═════ Recorded information

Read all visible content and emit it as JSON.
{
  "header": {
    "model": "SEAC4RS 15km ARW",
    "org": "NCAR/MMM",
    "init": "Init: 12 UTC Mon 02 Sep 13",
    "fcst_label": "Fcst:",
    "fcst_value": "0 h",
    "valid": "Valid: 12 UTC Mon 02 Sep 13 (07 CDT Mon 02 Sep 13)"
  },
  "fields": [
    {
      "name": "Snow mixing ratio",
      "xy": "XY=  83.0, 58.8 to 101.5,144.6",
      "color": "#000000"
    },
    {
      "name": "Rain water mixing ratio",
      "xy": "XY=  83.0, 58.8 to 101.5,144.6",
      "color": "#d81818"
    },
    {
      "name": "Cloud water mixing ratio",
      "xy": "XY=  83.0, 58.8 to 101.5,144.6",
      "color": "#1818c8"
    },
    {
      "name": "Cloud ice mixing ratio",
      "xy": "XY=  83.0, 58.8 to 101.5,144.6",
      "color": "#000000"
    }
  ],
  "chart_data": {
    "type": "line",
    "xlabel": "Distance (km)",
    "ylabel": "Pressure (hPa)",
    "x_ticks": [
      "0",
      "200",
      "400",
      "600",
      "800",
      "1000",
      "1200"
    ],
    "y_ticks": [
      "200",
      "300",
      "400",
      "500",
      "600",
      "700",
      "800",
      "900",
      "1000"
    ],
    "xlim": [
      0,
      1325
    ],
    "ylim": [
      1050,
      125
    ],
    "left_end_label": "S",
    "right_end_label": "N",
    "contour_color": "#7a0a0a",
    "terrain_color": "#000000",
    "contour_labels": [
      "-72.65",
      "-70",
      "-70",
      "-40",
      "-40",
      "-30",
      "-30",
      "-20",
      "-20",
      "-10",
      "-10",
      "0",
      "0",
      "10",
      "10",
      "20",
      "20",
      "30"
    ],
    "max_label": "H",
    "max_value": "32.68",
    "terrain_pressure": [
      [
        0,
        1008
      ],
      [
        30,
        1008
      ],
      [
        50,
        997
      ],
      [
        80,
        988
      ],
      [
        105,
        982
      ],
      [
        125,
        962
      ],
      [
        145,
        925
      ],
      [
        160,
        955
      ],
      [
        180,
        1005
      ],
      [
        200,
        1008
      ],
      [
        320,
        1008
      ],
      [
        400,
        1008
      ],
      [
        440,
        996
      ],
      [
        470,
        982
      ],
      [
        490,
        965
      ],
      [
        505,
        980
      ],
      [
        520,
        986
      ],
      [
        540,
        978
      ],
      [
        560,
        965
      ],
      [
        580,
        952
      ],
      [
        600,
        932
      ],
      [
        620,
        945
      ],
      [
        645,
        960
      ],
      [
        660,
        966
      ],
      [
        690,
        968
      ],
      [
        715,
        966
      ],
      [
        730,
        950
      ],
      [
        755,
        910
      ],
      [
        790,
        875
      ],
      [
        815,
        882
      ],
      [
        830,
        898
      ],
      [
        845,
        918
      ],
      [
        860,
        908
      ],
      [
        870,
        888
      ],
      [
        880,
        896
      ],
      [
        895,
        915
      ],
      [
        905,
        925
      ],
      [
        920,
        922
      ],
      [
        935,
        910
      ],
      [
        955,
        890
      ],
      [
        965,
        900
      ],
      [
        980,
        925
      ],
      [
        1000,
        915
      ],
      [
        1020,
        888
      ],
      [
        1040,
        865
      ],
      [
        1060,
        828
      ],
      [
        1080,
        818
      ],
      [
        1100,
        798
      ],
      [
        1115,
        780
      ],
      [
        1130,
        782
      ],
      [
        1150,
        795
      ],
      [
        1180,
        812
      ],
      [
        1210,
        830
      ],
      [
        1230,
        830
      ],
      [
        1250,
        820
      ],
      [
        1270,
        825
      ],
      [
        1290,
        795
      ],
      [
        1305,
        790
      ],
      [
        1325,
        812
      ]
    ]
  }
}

══════════

• [Work to complete] Look through the data above. Find each line with the string "water" and copy it.

• [Solution]
      "name": "Rain water mixing ratio",
      "name": "Cloud water mixing ratio",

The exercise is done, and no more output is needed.